#### [Passage for review]
┌────────

Christopher Herwig – Soviet Bus Stops

I’m not sure when I first came across Christopher Herwig’s project, but it appealed immediately. It’s the work of a photographer who has obsessively catalogued these Soviet concrete structures after first coming across them on a long-distance bike journey – right up my street.

Herwig is a Canadian born documentary photographer who’s photographed extensively in Central Asia and West Africa while working for NGOs, UN agencies and GEO, CNN traveller, Geographical, Lonely Planet, DAMN magazine and many more. The story of this project began in 2002 when riding a bike between London and St. Petersberg, he set himself the challenge of taking an interesting picture every hour of every day in the saddle. Once into the former Soviet states, he began to notice the effort that had been put into some of the bus stops, finally becoming obsessed with quirky structures.Herwig

After the trip, Herwig moved to Kazakhstan and during his years there to begin photographing bus stops in the surrounding ‘stans and beyond. 12 years later, he had covered 30,000km and 13 countries in his quest and the result was a kickstarter project to fund a book.

└────────

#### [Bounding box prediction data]

┌────────

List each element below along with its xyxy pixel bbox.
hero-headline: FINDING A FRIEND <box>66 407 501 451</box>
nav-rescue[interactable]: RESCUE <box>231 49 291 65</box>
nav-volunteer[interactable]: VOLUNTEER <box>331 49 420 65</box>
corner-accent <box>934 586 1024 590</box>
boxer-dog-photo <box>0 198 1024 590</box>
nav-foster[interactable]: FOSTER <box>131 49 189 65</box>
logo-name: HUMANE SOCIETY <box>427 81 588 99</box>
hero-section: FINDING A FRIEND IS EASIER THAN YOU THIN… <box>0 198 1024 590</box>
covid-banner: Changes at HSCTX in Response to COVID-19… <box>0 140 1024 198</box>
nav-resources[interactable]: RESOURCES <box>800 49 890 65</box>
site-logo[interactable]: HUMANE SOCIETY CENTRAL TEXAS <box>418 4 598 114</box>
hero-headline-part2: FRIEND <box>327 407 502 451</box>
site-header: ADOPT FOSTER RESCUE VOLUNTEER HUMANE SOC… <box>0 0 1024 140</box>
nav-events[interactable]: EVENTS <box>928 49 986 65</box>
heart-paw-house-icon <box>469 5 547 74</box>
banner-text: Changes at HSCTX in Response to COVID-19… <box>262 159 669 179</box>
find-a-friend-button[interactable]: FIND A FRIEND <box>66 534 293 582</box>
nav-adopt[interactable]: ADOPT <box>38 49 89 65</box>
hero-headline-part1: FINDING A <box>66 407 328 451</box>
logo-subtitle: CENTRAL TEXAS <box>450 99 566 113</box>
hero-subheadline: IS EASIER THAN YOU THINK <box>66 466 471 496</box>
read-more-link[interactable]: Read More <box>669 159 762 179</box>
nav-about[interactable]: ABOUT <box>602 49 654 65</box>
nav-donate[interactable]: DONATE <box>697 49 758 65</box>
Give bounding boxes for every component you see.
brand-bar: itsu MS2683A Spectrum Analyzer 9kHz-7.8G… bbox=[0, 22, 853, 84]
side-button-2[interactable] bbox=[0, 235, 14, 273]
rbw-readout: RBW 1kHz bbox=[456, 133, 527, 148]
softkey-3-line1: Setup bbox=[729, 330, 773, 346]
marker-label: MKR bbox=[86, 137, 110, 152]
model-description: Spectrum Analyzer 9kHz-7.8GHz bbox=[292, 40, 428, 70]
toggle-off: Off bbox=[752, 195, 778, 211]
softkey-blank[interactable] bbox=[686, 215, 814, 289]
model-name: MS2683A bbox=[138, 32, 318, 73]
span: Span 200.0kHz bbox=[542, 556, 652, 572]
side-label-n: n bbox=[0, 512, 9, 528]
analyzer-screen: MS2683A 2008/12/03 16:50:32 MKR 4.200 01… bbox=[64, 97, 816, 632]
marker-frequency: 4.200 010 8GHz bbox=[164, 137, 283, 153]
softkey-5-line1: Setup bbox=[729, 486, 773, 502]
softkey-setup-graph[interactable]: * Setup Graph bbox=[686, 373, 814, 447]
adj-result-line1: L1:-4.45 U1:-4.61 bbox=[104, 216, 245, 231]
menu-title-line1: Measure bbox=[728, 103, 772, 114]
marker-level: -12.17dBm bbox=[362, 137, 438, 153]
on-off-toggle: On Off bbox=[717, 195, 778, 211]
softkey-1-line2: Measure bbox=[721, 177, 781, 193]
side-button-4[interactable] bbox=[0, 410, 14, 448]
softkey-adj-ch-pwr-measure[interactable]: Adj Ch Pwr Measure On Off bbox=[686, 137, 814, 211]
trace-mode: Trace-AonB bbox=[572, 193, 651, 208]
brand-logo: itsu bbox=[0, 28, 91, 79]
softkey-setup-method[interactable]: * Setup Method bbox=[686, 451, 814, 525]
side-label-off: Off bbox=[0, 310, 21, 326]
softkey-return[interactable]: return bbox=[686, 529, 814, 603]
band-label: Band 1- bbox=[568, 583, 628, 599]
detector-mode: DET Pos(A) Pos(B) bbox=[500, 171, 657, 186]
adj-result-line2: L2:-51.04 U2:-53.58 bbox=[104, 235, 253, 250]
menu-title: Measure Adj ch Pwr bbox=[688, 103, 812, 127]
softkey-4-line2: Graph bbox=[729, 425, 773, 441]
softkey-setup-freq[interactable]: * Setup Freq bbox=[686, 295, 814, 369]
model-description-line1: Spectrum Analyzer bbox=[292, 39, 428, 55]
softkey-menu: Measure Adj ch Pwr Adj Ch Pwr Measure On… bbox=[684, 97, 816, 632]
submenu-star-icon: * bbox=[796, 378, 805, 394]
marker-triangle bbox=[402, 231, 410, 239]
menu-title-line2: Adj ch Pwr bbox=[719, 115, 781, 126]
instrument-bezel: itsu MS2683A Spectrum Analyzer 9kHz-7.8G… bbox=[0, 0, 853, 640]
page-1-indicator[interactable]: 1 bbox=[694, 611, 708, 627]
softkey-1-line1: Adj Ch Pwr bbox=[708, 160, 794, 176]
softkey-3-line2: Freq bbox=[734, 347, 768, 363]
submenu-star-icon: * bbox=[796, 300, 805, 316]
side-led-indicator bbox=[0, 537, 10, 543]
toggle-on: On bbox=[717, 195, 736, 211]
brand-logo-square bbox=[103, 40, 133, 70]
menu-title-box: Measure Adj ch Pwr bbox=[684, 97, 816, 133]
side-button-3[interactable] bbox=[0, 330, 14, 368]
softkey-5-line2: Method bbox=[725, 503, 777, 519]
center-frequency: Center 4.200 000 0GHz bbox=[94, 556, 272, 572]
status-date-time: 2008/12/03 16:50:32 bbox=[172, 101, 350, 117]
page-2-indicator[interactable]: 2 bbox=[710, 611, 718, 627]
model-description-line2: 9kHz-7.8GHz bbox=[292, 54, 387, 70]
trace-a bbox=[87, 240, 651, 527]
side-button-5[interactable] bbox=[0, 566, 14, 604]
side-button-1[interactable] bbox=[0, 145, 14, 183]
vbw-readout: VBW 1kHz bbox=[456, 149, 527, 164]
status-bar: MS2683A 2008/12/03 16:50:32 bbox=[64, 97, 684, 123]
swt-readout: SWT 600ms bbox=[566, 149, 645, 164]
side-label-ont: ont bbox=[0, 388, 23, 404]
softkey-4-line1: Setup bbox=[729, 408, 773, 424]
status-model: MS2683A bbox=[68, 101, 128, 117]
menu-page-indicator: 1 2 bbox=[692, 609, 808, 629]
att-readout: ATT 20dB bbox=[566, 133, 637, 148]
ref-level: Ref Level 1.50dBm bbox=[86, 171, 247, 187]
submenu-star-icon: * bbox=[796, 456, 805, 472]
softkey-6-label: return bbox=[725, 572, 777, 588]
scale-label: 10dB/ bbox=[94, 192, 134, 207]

└────────

#### [Your goal]
Copy the piece on Soviet bus stops starting with "After the trip, Herwig" and going on through "fund a book.", switching "Kazakhstan" to "Uzbekistan". The listing is independent material, unrelated to the piece on Soviet bus stops.

#### [Answer area]
After the trip, Herwig moved to Uzbekistan and during his years there to begin photographing bus stops in the surrounding ‘stans and beyond. 12 years later, he had covered 30,000km and 13 countries in his quest and the result was a kickstarter project to fund a book.